[Start]

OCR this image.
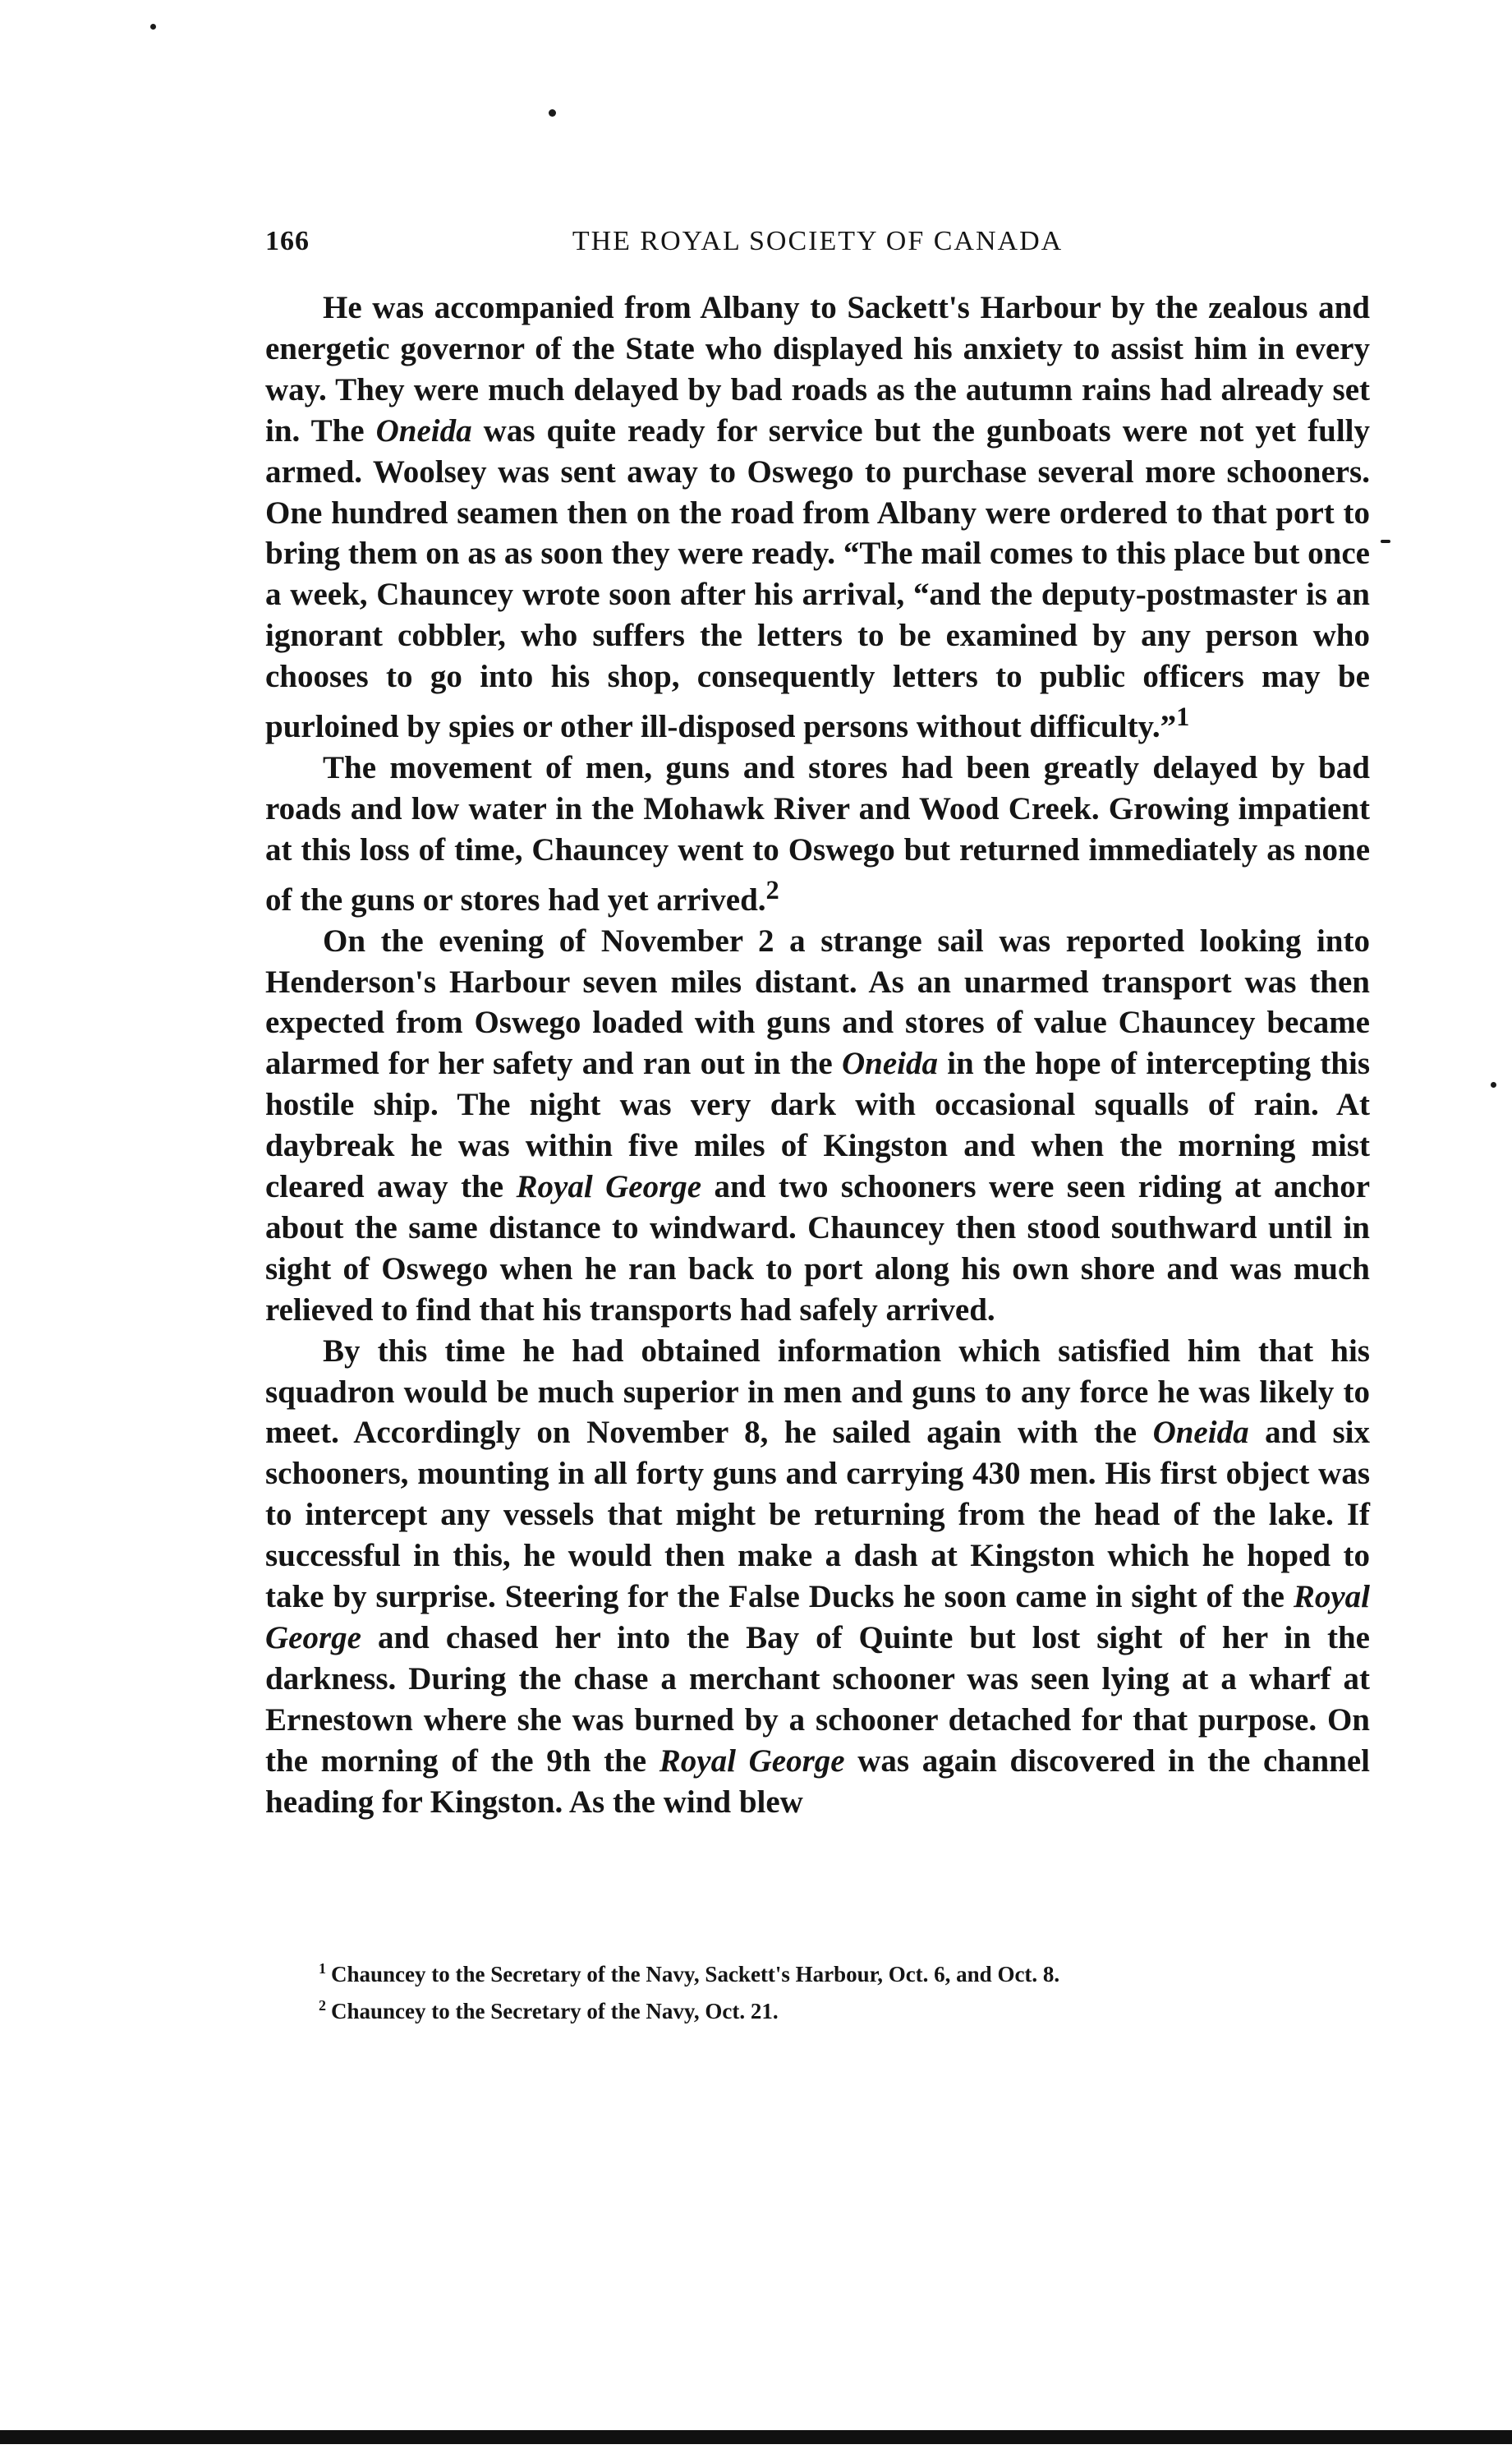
166	THE ROYAL SOCIETY OF CANADA

He was accompanied from Albany to Sackett's Harbour by the zealous and energetic governor of the State who displayed his anxiety to assist him in every way. They were much delayed by bad roads as the autumn rains had already set in. The Oneida was quite ready for service but the gunboats were not yet fully armed. Woolsey was sent away to Oswego to purchase several more schooners. One hundred seamen then on the road from Albany were ordered to that port to bring them on as as soon they were ready. “The mail comes to this place but once a week, Chauncey wrote soon after his arrival, “and the deputy-postmaster is an ignorant cobbler, who suffers the letters to be examined by any person who chooses to go into his shop, consequently letters to public officers may be purloined by spies or other ill-disposed persons without difficulty.”$^1$

The movement of men, guns and stores had been greatly delayed by bad roads and low water in the Mohawk River and Wood Creek. Growing impatient at this loss of time, Chauncey went to Oswego but returned immediately as none of the guns or stores had yet arrived.$^2$

On the evening of November 2 a strange sail was reported looking into Henderson's Harbour seven miles distant. As an unarmed transport was then expected from Oswego loaded with guns and stores of value Chauncey became alarmed for her safety and ran out in the Oneida in the hope of intercepting this hostile ship. The night was very dark with occasional squalls of rain. At daybreak he was within five miles of Kingston and when the morning mist cleared away the Royal George and two schooners were seen riding at anchor about the same distance to windward. Chauncey then stood southward until in sight of Oswego when he ran back to port along his own shore and was much relieved to find that his transports had safely arrived.

By this time he had obtained information which satisfied him that his squadron would be much superior in men and guns to any force he was likely to meet. Accordingly on November 8, he sailed again with the Oneida and six schooners, mounting in all forty guns and carrying 430 men. His first object was to intercept any vessels that might be returning from the head of the lake. If successful in this, he would then make a dash at Kingston which he hoped to take by surprise. Steering for the False Ducks he soon came in sight of the Royal George and chased her into the Bay of Quinte but lost sight of her in the darkness. During the chase a merchant schooner was seen lying at a wharf at Ernestown where she was burned by a schooner detached for that purpose. On the morning of the 9th the Royal George was again discovered in the channel heading for Kingston. As the wind blew

$^1$ Chauncey to the Secretary of the Navy, Sackett's Harbour, Oct. 6, and Oct. 8.
$^2$ Chauncey to the Secretary of the Navy, Oct. 21.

[End]

### [PROBLEM DETAILS]
Could you repeat all of the material exactly? Pictures should not be copied.

### [PROBLEM SOLUTION]
OCR this image.
166	THE ROYAL SOCIETY OF CANADA

He was accompanied from Albany to Sackett's Harbour by the zealous and energetic governor of the State who displayed his anxiety to assist him in every way. They were much delayed by bad roads as the autumn rains had already set in. The Oneida was quite ready for service but the gunboats were not yet fully armed. Woolsey was sent away to Oswego to purchase several more schooners. One hundred seamen then on the road from Albany were ordered to that port to bring them on as as soon they were ready. “The mail comes to this place but once a week, Chauncey wrote soon after his arrival, “and the deputy-postmaster is an ignorant cobbler, who suffers the letters to be examined by any person who chooses to go into his shop, consequently letters to public officers may be purloined by spies or other ill-disposed persons without difficulty.”$^1$

The movement of men, guns and stores had been greatly delayed by bad roads and low water in the Mohawk River and Wood Creek. Growing impatient at this loss of time, Chauncey went to Oswego but returned immediately as none of the guns or stores had yet arrived.$^2$

On the evening of November 2 a strange sail was reported looking into Henderson's Harbour seven miles distant. As an unarmed transport was then expected from Oswego loaded with guns and stores of value Chauncey became alarmed for her safety and ran out in the Oneida in the hope of intercepting this hostile ship. The night was very dark with occasional squalls of rain. At daybreak he was within five miles of Kingston and when the morning mist cleared away the Royal George and two schooners were seen riding at anchor about the same distance to windward. Chauncey then stood southward until in sight of Oswego when he ran back to port along his own shore and was much relieved to find that his transports had safely arrived.

By this time he had obtained information which satisfied him that his squadron would be much superior in men and guns to any force he was likely to meet. Accordingly on November 8, he sailed again with the Oneida and six schooners, mounting in all forty guns and carrying 430 men. His first object was to intercept any vessels that might be returning from the head of the lake. If successful in this, he would then make a dash at Kingston which he hoped to take by surprise. Steering for the False Ducks he soon came in sight of the Royal George and chased her into the Bay of Quinte but lost sight of her in the darkness. During the chase a merchant schooner was seen lying at a wharf at Ernestown where she was burned by a schooner detached for that purpose. On the morning of the 9th the Royal George was again discovered in the channel heading for Kingston. As the wind blew

$^1$ Chauncey to the Secretary of the Navy, Sackett's Harbour, Oct. 6, and Oct. 8.
$^2$ Chauncey to the Secretary of the Navy, Oct. 21.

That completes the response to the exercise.